Locate the word "Give" in the material, then show every line that holds it.

━━ Data in this exercise ━━

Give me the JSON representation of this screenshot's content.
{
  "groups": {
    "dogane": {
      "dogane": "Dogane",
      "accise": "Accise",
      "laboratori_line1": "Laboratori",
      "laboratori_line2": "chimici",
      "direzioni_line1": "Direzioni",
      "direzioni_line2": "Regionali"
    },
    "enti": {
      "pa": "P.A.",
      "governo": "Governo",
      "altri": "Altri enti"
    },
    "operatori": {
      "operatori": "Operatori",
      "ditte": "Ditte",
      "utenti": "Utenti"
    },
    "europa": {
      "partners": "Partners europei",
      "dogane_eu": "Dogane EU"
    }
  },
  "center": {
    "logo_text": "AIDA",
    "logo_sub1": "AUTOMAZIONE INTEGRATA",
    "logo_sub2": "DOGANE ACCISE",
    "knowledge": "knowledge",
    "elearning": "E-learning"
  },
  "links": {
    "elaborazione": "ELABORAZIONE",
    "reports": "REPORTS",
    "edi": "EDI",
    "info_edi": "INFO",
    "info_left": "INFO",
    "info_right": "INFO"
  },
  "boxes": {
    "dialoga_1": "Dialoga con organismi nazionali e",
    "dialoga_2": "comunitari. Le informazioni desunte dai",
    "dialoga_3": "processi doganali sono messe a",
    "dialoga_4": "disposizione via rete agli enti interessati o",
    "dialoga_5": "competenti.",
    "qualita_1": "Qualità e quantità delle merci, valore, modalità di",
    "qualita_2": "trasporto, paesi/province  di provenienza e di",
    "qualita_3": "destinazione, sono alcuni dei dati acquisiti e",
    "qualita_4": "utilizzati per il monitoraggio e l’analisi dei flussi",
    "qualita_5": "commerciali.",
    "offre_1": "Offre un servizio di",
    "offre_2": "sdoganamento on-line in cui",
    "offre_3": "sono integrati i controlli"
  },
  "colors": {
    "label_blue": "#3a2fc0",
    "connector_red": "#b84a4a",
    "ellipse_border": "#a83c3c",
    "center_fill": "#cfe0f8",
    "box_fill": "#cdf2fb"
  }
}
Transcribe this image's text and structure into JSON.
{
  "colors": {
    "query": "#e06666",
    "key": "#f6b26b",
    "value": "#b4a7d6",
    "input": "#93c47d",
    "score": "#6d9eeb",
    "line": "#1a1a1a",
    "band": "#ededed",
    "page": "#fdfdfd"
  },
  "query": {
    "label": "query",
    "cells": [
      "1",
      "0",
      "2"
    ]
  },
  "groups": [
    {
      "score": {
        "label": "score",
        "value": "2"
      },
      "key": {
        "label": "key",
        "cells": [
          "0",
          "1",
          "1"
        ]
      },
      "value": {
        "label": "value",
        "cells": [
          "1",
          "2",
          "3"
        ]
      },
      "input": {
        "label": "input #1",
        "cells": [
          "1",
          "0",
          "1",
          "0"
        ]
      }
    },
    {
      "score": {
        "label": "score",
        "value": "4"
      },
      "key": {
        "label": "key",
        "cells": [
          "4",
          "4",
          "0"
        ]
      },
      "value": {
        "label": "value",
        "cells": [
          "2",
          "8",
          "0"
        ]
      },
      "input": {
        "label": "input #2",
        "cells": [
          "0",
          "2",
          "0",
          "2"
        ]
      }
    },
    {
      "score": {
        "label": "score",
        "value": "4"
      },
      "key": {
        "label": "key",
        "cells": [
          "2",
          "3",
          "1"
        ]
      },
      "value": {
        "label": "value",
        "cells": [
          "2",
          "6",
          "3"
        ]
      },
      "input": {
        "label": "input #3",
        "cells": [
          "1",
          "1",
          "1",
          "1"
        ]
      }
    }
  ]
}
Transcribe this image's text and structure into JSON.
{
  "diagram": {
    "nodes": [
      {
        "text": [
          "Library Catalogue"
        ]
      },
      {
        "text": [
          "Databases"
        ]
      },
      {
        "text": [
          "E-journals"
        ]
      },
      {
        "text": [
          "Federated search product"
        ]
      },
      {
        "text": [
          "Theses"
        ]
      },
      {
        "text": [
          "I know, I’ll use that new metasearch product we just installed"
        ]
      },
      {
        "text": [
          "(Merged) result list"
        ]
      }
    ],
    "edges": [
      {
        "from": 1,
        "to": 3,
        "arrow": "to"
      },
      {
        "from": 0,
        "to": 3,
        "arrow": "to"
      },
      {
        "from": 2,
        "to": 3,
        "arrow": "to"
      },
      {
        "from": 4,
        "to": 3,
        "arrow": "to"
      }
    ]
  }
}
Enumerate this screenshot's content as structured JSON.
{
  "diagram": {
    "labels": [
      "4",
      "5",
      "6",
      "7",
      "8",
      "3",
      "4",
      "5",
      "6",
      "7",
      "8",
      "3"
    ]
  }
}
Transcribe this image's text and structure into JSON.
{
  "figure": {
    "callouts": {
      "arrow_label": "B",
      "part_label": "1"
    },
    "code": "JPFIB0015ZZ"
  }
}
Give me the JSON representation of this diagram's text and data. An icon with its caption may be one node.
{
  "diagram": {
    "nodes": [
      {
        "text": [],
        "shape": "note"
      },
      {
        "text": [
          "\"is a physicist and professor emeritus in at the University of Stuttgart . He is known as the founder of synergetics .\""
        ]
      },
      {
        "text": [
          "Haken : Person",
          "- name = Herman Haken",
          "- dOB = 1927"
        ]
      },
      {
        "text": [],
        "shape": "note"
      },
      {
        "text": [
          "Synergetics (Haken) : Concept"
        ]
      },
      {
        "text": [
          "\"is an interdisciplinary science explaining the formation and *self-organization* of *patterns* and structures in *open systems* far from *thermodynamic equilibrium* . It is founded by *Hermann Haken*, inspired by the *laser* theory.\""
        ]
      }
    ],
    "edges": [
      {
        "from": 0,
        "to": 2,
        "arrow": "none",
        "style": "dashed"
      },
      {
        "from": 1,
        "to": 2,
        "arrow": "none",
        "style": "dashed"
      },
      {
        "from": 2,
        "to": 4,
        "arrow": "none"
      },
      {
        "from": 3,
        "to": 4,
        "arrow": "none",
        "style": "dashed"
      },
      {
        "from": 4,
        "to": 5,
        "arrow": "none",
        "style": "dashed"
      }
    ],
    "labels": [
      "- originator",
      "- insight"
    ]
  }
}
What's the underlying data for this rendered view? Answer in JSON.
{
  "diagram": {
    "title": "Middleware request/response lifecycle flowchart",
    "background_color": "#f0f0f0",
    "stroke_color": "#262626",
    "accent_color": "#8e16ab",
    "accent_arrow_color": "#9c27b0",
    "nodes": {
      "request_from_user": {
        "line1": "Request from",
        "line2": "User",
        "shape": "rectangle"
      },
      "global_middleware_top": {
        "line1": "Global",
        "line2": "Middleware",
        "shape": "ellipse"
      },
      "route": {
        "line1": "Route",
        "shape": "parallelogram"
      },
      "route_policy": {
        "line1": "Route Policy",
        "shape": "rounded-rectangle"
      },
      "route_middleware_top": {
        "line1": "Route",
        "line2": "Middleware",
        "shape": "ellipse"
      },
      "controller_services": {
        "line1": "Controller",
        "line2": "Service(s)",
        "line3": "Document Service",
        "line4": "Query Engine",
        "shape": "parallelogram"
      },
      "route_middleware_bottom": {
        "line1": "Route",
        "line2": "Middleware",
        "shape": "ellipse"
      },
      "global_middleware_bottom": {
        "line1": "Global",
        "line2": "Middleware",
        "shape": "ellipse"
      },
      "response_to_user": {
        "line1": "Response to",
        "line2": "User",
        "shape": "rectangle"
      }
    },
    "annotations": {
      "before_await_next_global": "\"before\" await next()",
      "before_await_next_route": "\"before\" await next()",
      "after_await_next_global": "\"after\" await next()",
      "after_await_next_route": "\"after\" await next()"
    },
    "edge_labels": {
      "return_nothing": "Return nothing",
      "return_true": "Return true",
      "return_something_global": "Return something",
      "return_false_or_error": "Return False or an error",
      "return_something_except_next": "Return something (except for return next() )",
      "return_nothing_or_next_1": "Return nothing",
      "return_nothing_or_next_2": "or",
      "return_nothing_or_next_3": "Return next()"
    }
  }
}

━━━

## Task output:
Give me the JSON representation of this screenshot's content.
Give me the JSON representation of this diagram's text and data. An icon with its caption may be one node.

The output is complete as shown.